__Recorded data__:
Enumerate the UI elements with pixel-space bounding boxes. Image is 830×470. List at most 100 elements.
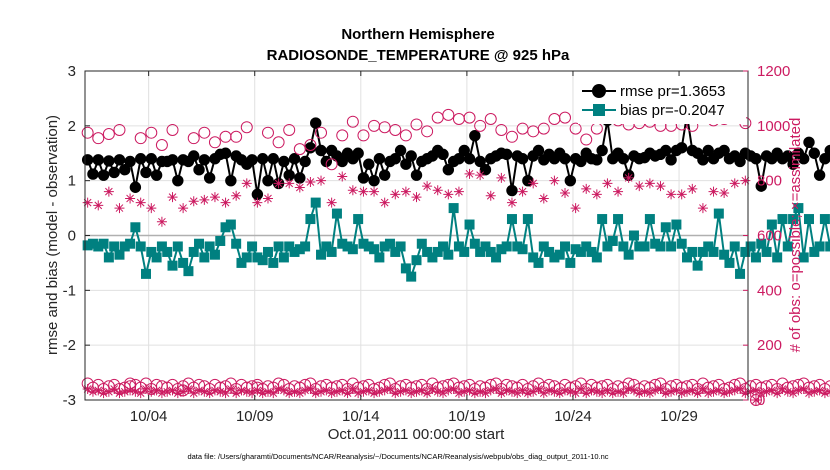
assimilated-obs-point — [448, 384, 459, 395]
assimilated-obs-point — [369, 186, 380, 197]
bias-point — [528, 252, 539, 263]
assimilated-obs-point — [353, 388, 364, 399]
rmse-point — [506, 184, 518, 197]
assimilated-obs-point — [294, 388, 305, 399]
rmse-point — [352, 147, 364, 159]
bias-point — [809, 246, 820, 257]
assimilated-obs-point — [676, 189, 687, 200]
assimilated-obs-point — [475, 170, 486, 181]
bias-point — [825, 241, 830, 252]
assimilated-obs-point — [432, 386, 443, 397]
bias-point — [506, 214, 517, 225]
assimilated-obs-point — [252, 197, 263, 208]
bias-point — [729, 241, 740, 252]
assimilated-obs-point — [634, 181, 645, 192]
bias-point — [347, 244, 358, 255]
assimilated-obs-point — [109, 384, 120, 395]
possible-obs-point — [824, 380, 830, 393]
possible-obs-point — [442, 108, 455, 121]
assimilated-obs-point — [262, 193, 273, 204]
assimilated-obs-point — [135, 388, 146, 399]
possible-obs-point — [272, 136, 285, 149]
bias-point — [278, 252, 289, 263]
bias-point — [735, 268, 746, 279]
bias-point — [724, 257, 735, 268]
bias-point — [639, 241, 650, 252]
rmse-point — [808, 147, 820, 159]
assimilated-obs-point — [427, 384, 438, 395]
rmse-point — [97, 169, 110, 181]
bias-point — [438, 241, 449, 252]
bias-point — [194, 238, 205, 249]
x-axis-ticks: 10/04 10/09 10/14 10/19 10/24 10/29 — [130, 71, 698, 425]
assimilated-obs-point — [687, 183, 698, 194]
rmse-point — [315, 144, 327, 157]
rmse-point — [203, 172, 216, 184]
assimilated-obs-point — [167, 192, 178, 203]
bias-point — [788, 214, 799, 225]
assimilated-obs-point — [225, 384, 236, 395]
rmse-point — [575, 155, 587, 168]
assimilated-obs-point — [199, 194, 210, 205]
rmse-point — [718, 144, 730, 157]
y-right-tick-label: 400 — [757, 282, 782, 299]
assimilated-obs-point — [512, 388, 523, 399]
assimilated-obs-point — [522, 388, 533, 399]
assimilated-obs-point — [146, 203, 157, 214]
assimilated-obs-point — [172, 388, 183, 399]
assimilated-obs-point — [411, 386, 422, 397]
bias-point — [453, 241, 464, 252]
rmse-point — [665, 154, 677, 166]
possible-obs-point — [559, 111, 572, 124]
rmse-point — [676, 142, 688, 154]
y-left-tick-label: -2 — [63, 337, 76, 354]
assimilated-obs-point — [607, 388, 618, 399]
assimilated-obs-point — [188, 196, 199, 207]
bias-point — [544, 246, 555, 257]
bias-point — [708, 246, 719, 257]
assimilated-obs-point — [321, 385, 332, 396]
assimilated-obs-point — [506, 197, 517, 208]
bias-point — [167, 260, 178, 271]
y-left-tick-label: -1 — [63, 282, 76, 299]
series-bias — [82, 197, 830, 282]
possible-obs-point — [495, 123, 508, 136]
possible-obs-point — [580, 133, 593, 146]
assimilated-obs-point — [708, 186, 719, 197]
rmse-point — [103, 155, 115, 167]
assimilated-obs-point — [798, 384, 809, 395]
assimilated-obs-point — [326, 197, 337, 208]
rmse-point — [782, 150, 794, 162]
assimilated-obs-point — [284, 388, 295, 399]
assimilated-obs-point — [87, 386, 98, 397]
bias-point — [268, 257, 279, 268]
chart-title: Northern Hemisphere — [341, 26, 494, 43]
series-possible — [81, 108, 762, 406]
assimilated-obs-point — [750, 385, 761, 396]
bias-point — [331, 208, 342, 219]
assimilated-obs-point — [464, 385, 475, 396]
bias-point — [183, 266, 194, 277]
bias-point — [305, 214, 316, 225]
possible-obs-point — [399, 129, 412, 142]
assimilated-obs-point — [347, 185, 358, 196]
assimilated-obs-point — [273, 178, 284, 189]
assimilated-obs-point — [199, 386, 210, 397]
y-left-tick-label: 1 — [68, 173, 76, 190]
bias-point — [326, 246, 337, 257]
bias-point — [522, 214, 533, 225]
bias-point — [215, 235, 226, 246]
bias-point — [459, 246, 470, 257]
assimilated-obs-point — [676, 388, 687, 399]
series-assimilated-bottom — [82, 384, 830, 399]
assimilated-obs-point — [628, 385, 639, 396]
assimilated-obs-point — [554, 388, 565, 399]
bias-point — [236, 257, 247, 268]
assimilated-obs-point — [453, 388, 464, 399]
legend-box — [578, 76, 746, 124]
bias-point — [390, 246, 401, 257]
bias-point — [607, 235, 618, 246]
assimilated-obs-point — [591, 189, 602, 200]
rmse-point — [617, 153, 630, 165]
bias-point — [554, 249, 565, 260]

__The exercise__:
Count the lines of the entries that contain the string "left", and give only that number.

__Solution__:
3